Given problem: Say how many lines contain "this"; the answer is the number alone.

(Stored items)
☆ ☆ ☆

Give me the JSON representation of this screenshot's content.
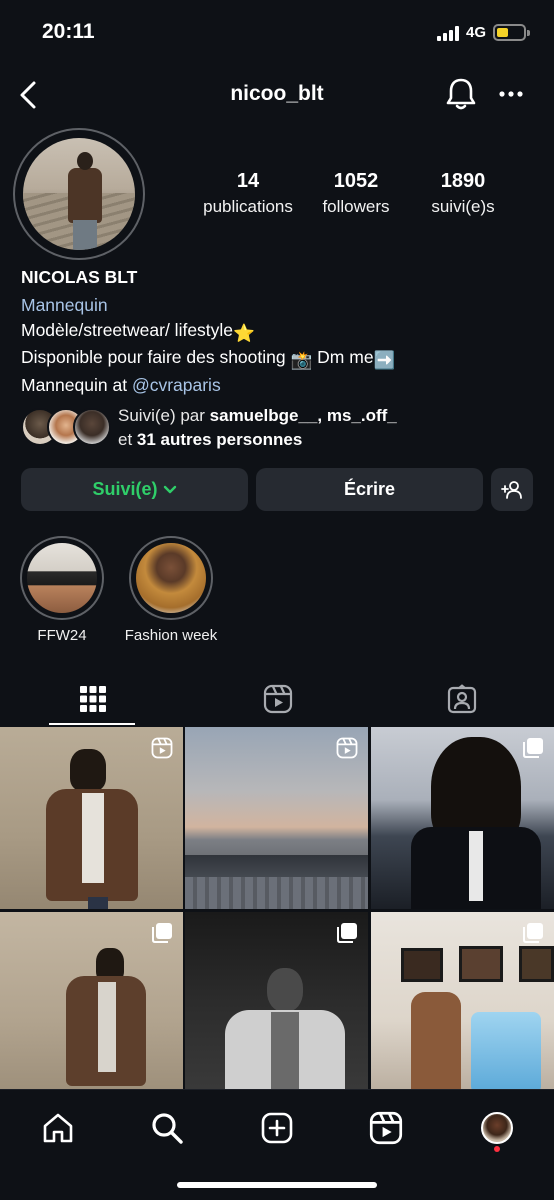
{
  "status_bar": {
    "time": "20:11",
    "network": "4G",
    "battery_level": 0.45
  },
  "header": {
    "username": "nicoo_blt",
    "back_icon": "chevron-left-icon",
    "bell_icon": "bell-icon",
    "more_icon": "more-horizontal-icon"
  },
  "profile": {
    "stats": [
      {
        "value": "14",
        "label": "publications"
      },
      {
        "value": "1052",
        "label": "followers"
      },
      {
        "value": "1890",
        "label": "suivi(e)s"
      }
    ],
    "name": "NICOLAS BLT",
    "category": "Mannequin",
    "bio_lines": [
      {
        "text": "Modèle/streetwear/ lifestyle",
        "emoji": "⭐"
      },
      {
        "text": "Disponible pour faire des shooting",
        "emoji_1": "📸",
        "text_2": "Dm me",
        "emoji_2": "➡️"
      },
      {
        "text": "Mannequin at",
        "mention": "@cvraparis"
      }
    ]
  },
  "mutual": {
    "prefix": "Suivi(e) par",
    "names": "samuelbge__, ms_.off_",
    "and": "et",
    "others": "31 autres personnes"
  },
  "actions": {
    "follow_label": "Suivi(e)",
    "message_label": "Écrire",
    "add_user_icon": "add-user-icon"
  },
  "highlights": [
    {
      "label": "FFW24"
    },
    {
      "label": "Fashion week"
    }
  ],
  "tabs": [
    {
      "icon": "grid-icon",
      "active": true
    },
    {
      "icon": "reels-icon",
      "active": false
    },
    {
      "icon": "tagged-icon",
      "active": false
    }
  ],
  "grid_posts": [
    {
      "type": "reel",
      "badge_icon": "reels-icon"
    },
    {
      "type": "reel",
      "badge_icon": "reels-icon"
    },
    {
      "type": "carousel",
      "badge_icon": "carousel-icon"
    },
    {
      "type": "carousel",
      "badge_icon": "carousel-icon"
    },
    {
      "type": "carousel",
      "badge_icon": "carousel-icon"
    },
    {
      "type": "carousel",
      "badge_icon": "carousel-icon"
    }
  ],
  "bottom_nav": [
    {
      "icon": "home-icon"
    },
    {
      "icon": "search-icon"
    },
    {
      "icon": "create-icon"
    },
    {
      "icon": "reels-icon"
    },
    {
      "icon": "profile-avatar"
    }
  ],
  "colors": {
    "background": "#0e1116",
    "button_bg": "#262a31",
    "follow_green": "#2fce69",
    "link_blue": "#a8c4e6",
    "notification_red": "#ff3040"
  }
}
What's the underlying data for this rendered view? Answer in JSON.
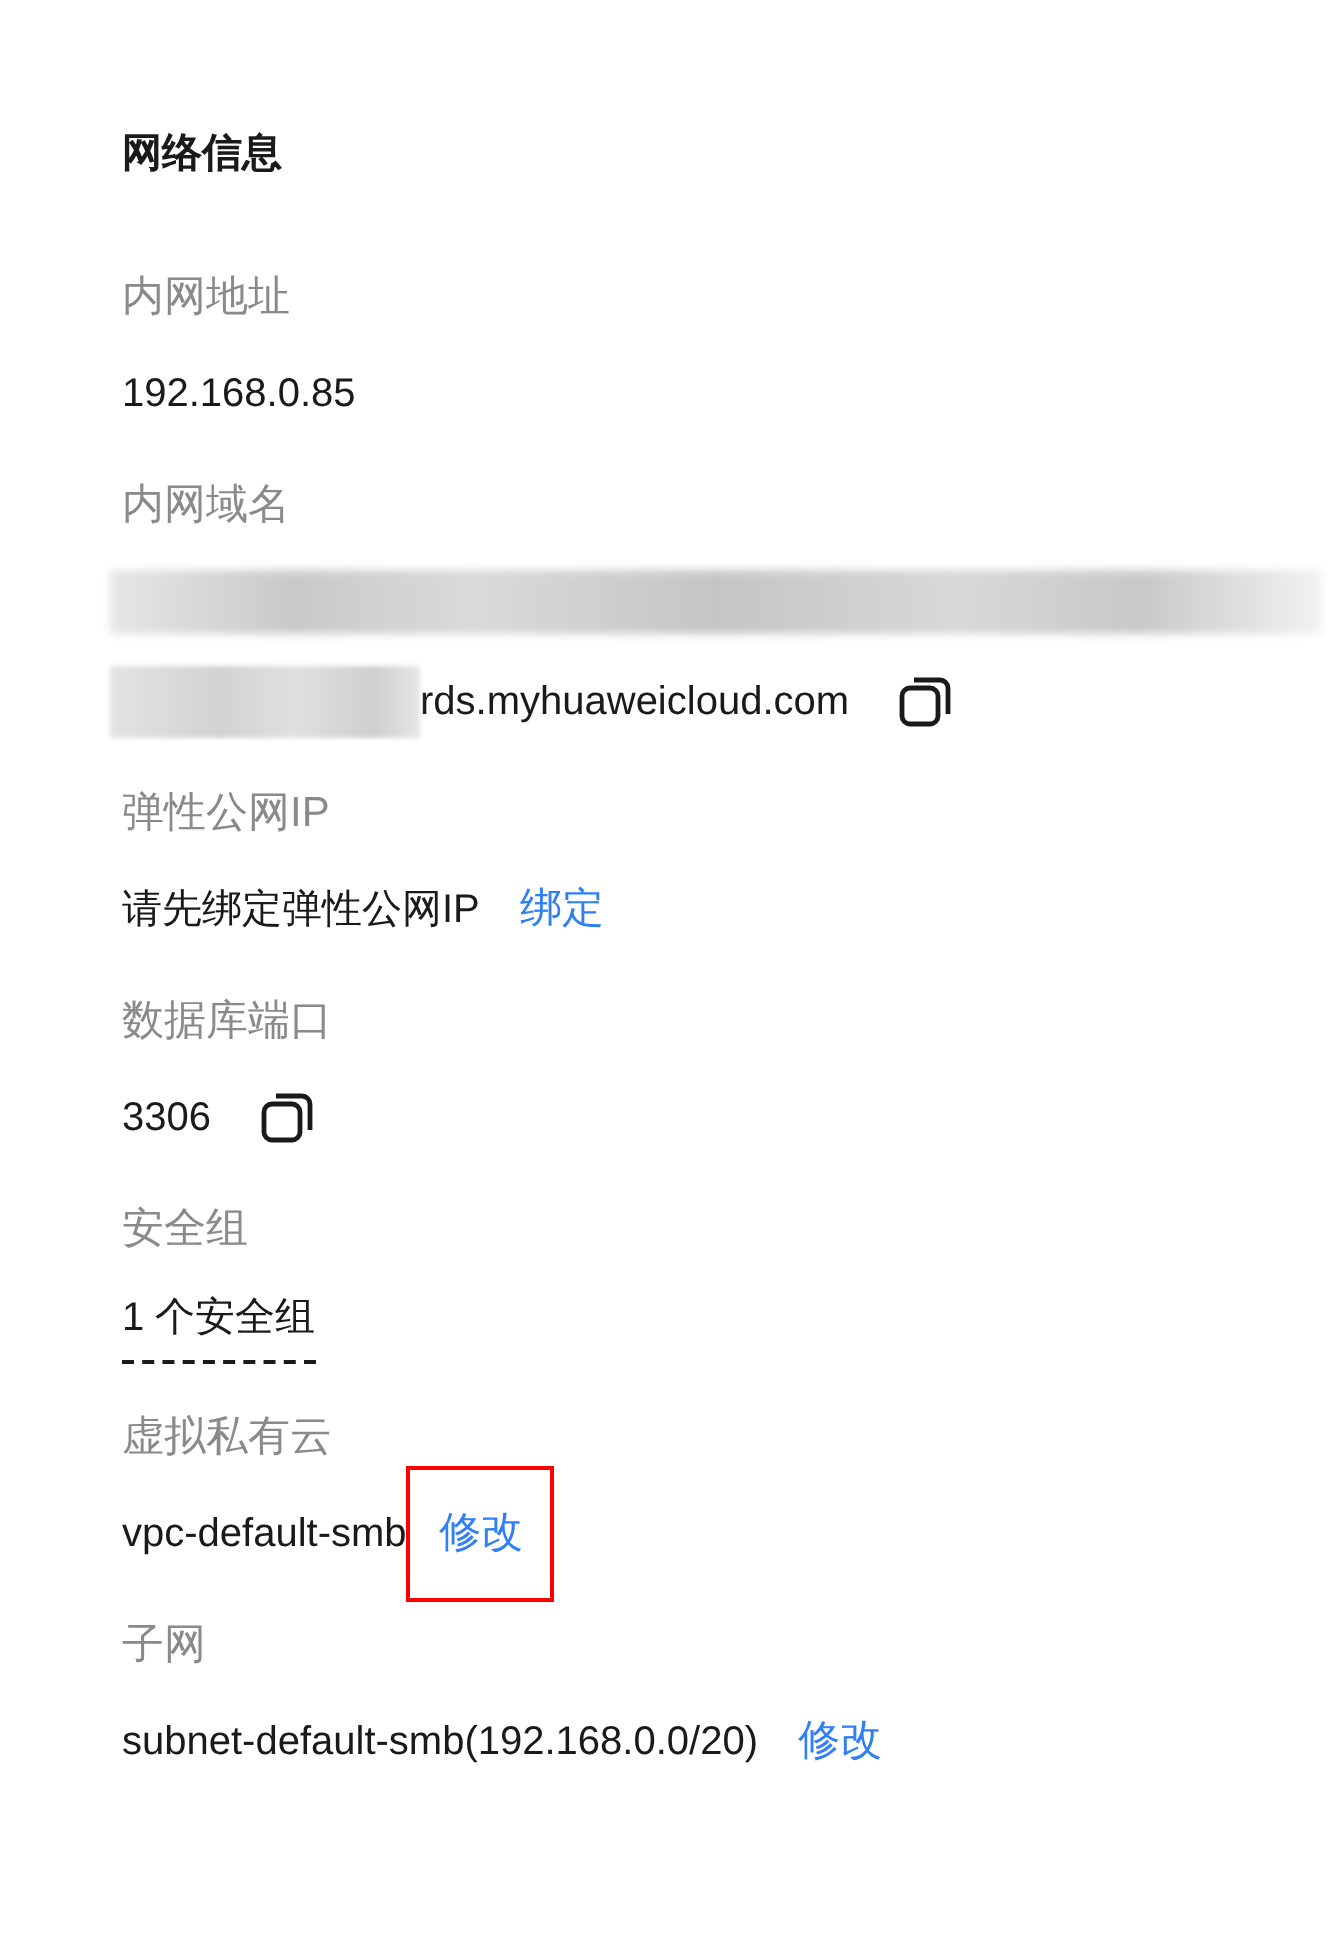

☆ ☆ ☆

Answer to the problem: 2